* Given instruction
In the material below, find how many lines contain the string "algo". Write only that number.

start Records shown

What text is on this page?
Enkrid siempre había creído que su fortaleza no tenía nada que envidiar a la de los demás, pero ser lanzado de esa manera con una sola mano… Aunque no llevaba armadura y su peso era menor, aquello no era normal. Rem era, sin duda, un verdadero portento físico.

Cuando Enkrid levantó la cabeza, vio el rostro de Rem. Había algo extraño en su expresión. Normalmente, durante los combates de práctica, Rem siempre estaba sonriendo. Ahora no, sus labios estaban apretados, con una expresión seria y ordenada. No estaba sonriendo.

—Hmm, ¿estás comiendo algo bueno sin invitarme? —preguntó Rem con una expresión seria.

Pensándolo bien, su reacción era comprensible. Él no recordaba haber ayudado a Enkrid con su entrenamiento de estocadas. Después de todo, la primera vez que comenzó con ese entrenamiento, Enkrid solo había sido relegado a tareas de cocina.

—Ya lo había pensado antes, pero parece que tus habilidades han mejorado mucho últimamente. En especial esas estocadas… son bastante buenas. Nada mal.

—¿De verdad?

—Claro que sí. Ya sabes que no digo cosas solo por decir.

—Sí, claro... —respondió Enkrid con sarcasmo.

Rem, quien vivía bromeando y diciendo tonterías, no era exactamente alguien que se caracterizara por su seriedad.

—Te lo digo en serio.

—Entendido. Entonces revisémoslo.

end Records shown
start Records shown

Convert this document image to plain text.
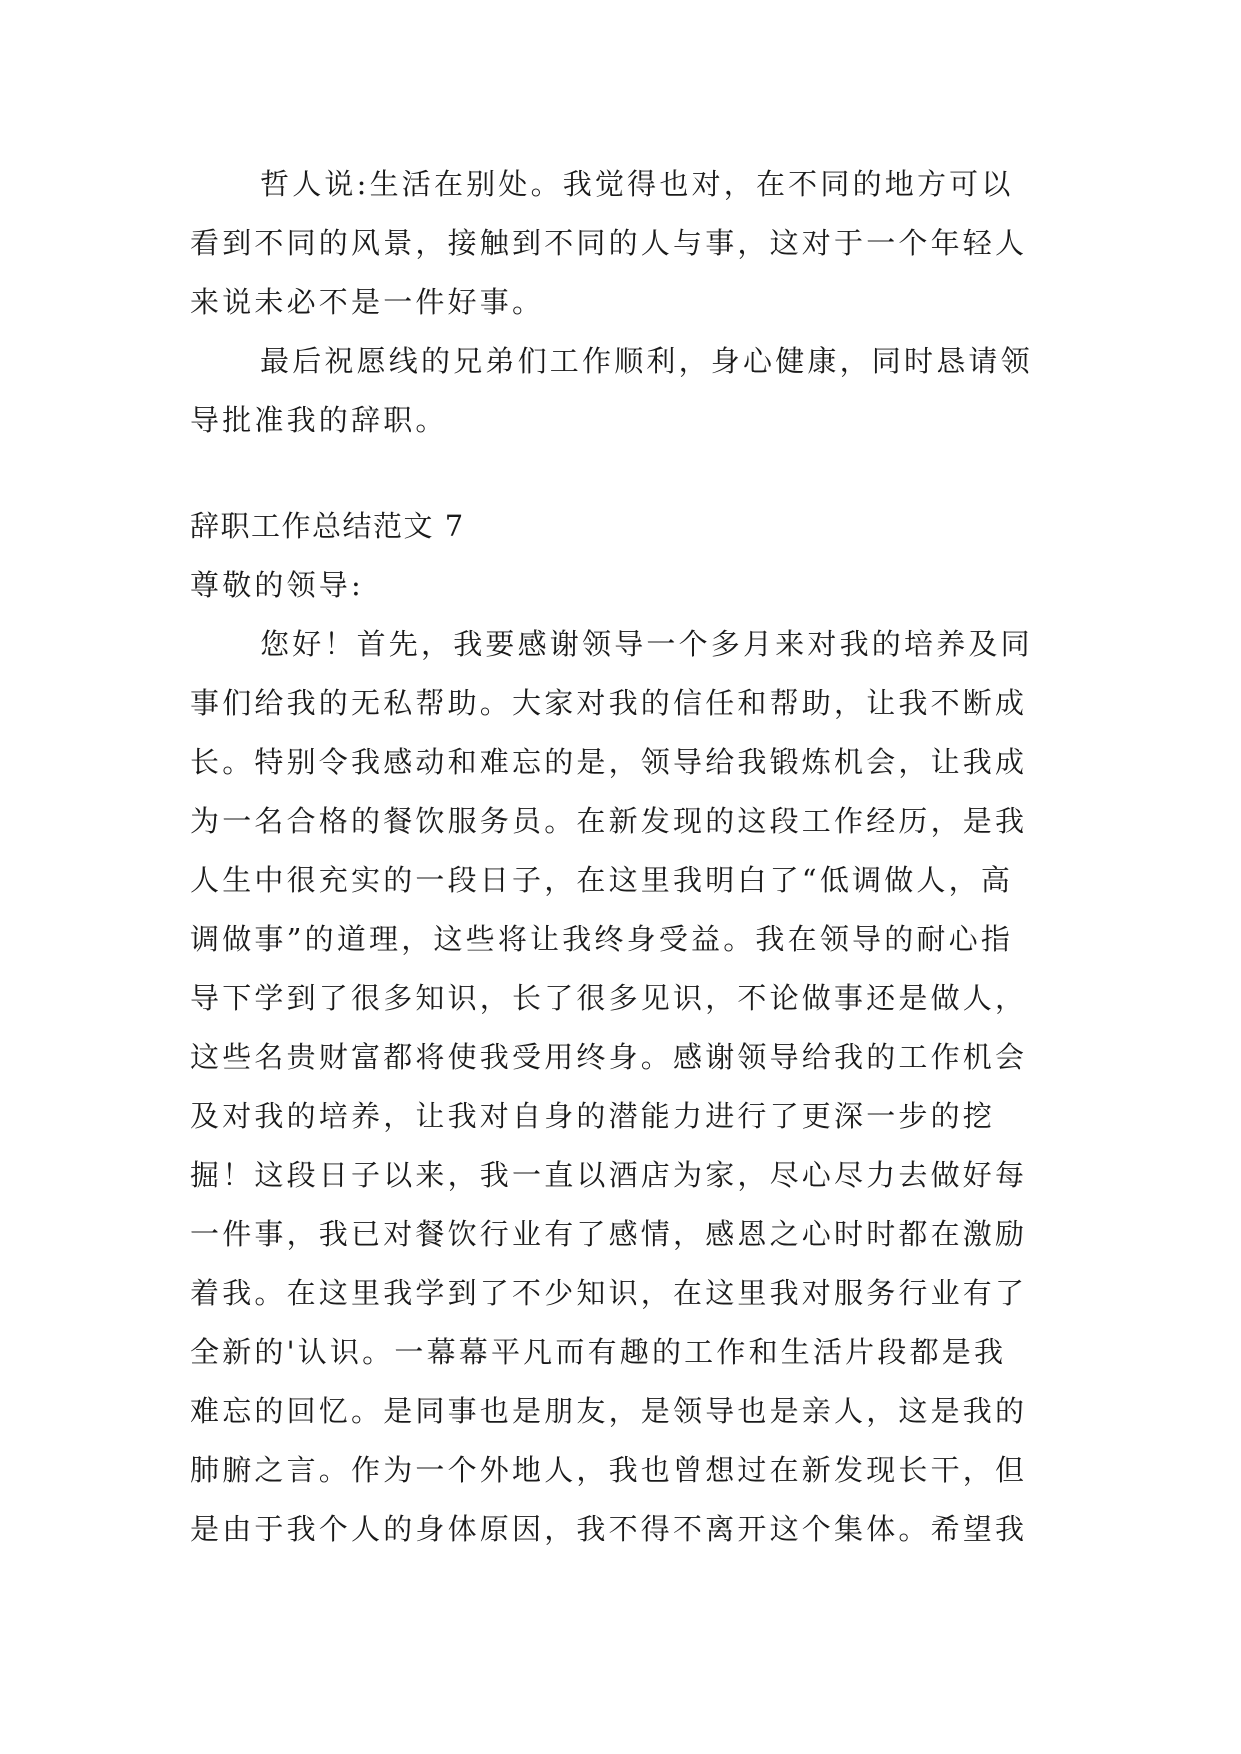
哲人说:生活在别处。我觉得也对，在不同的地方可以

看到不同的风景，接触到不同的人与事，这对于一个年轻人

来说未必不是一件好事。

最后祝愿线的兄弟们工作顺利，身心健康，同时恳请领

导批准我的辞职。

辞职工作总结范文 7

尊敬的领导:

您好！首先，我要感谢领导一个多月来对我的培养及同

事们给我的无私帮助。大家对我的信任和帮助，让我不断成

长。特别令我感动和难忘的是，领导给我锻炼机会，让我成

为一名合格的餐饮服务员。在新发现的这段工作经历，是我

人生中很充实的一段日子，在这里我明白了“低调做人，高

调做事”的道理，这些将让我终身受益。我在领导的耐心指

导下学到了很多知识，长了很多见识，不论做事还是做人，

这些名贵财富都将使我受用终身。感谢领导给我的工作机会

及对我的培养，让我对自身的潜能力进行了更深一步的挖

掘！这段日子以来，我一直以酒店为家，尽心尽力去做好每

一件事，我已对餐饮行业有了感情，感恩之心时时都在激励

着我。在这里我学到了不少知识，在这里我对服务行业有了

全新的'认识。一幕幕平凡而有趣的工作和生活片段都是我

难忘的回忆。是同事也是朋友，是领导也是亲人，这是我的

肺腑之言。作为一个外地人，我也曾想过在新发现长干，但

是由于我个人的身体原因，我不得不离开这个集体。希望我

end Records shown
start Records shown

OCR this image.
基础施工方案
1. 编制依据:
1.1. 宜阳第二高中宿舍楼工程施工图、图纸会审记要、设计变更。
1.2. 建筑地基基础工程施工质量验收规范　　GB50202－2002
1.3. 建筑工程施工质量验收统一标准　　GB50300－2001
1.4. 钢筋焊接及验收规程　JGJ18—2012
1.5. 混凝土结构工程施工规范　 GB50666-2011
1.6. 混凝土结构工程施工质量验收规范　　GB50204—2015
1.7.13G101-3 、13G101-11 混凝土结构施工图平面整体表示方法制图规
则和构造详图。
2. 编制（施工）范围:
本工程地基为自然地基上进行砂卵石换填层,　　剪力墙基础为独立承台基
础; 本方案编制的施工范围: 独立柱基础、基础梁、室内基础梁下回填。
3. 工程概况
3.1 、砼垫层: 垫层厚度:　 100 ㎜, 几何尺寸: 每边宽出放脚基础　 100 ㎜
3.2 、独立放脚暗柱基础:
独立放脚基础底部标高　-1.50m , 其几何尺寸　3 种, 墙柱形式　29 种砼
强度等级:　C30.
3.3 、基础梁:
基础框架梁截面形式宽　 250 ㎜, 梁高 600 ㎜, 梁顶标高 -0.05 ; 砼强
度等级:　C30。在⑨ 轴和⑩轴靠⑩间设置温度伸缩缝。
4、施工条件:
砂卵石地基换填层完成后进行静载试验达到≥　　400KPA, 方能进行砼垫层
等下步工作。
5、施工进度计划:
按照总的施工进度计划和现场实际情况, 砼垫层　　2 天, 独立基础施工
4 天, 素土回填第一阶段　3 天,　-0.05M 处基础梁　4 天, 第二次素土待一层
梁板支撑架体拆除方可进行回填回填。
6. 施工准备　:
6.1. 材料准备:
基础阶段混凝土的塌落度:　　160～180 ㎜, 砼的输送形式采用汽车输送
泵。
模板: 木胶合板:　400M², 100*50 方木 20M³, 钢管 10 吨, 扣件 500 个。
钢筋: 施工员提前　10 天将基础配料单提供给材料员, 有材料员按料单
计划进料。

end Records shown

* Written response
2